• Provided text
Low-dose sodium nitrite attenuates myocardial ischemia and vascular ischemia-reperfusion injury in human models

Objectives The aim of this study was to assess the potential benefits of inorganic nitrite in 2 clinical models: stress-induced myocardial ischemia and whole-arm ischemia-reperfusion. Background Inorganic nitrite, traditionally considered a relatively inert metabolite of nitric oxide, may exert vasomodulatory and vasoprotective effects. Despite promising results from animal models, few have shown effectiveness in human model systems, and none have fully translated to the clinical setting. Methods In 10 patients with inducible myocardial ischemia, saline and low-dose sodium nitrite (NaNO₂) (1.5 μmol/min for 20 min) were administered in a double-blind fashion during dobutamine stress echocardiography, at separate visits and in a random order; long-axis myocardial function was quantified by peak systolic velocity (Vs) and strain rate (SR) responses. In 19 healthy subjects, flow-mediated dilation was assessed before and after whole-arm ischemia-reperfusion; nitrite was given before ischemia or during reperfusion. Results Comparing saline and nitrite infusions, Vs and SR at peak dobutamine increased in regions exhibiting ischemia (Vs from 9.5 ± 0.5 cm/s to 12.4 ± 0.6 cm/s, SR from -2.0 ± 0.2 s^-1 to -2.8 ± 0.3 s^-1), whereas they did not change in normally functioning regions (Vs from 12.6 ± 0.4 cm/s to 12.6 ± 0.6 cm/s, SR from -2.6 ± 0.3 s^-1 to -2.3 ± 0.1 s^-1) (p < 0.001, analysis of variance). With NaNO₂, the increment of Vs (normalized for increase in heart rate) increased only in poorly functioning myocardial regions (+122%, p < 0.001). Peak flow-mediated dilation decreased by 43% after ischemia-reperfusion when subjects received only saline (6.8 ± 0.7% vs. 3.9 ± 0.7%, p < 0.01); administration of NaNO₂ before ischemia prevented this decrease in flow-mediated dilation (5.9 ± 0.7% vs. 5.2 ± 0.5%, p = NS), whereas administration during reperfusion did not. Conclusions Low-dose NaNO₂ improves functional responses in ischemic myocardium but has no effect on normal regions. Low-dose NaNO₂ protects against vascular ischemia-reperfusion injury only when it is given before the onset of ischemia.

• Given data
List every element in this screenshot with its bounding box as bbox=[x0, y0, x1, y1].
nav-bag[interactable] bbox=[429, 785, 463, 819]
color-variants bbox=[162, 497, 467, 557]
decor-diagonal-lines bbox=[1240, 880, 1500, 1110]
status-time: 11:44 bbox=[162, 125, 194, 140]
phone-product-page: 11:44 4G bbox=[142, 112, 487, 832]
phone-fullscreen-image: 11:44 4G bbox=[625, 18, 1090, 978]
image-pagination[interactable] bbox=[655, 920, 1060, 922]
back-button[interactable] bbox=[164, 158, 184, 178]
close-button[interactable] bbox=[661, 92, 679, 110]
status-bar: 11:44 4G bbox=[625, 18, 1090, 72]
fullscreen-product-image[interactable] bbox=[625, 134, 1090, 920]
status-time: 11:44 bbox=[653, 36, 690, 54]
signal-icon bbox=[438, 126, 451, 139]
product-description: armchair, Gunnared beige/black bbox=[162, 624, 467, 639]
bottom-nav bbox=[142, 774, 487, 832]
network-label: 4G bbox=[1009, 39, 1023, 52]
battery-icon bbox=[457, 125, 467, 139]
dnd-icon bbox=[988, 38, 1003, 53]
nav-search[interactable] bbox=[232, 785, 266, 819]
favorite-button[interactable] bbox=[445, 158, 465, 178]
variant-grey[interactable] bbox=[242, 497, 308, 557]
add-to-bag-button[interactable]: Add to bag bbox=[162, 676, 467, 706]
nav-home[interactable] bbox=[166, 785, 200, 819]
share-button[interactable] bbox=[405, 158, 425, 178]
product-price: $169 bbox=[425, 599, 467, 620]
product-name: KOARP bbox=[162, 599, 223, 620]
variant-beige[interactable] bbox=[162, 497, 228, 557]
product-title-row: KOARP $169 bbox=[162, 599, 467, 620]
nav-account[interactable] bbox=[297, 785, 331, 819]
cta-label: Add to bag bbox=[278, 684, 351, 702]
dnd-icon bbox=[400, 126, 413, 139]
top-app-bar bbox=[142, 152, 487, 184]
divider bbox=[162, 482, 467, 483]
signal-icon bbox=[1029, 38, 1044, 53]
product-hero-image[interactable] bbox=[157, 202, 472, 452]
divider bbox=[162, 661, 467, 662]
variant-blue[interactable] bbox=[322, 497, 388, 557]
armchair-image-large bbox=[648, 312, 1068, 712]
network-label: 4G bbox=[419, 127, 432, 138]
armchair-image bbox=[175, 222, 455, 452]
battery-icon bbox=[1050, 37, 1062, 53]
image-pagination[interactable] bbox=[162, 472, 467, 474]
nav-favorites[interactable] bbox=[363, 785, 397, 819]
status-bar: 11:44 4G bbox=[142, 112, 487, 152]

• What to work on
List, in order of appearance, every section label that the sodium nitrite abstract uses to divide its paragraph. Nothing in the material is needed here.

• Task output
Objectives, Background, Methods, Results, Conclusions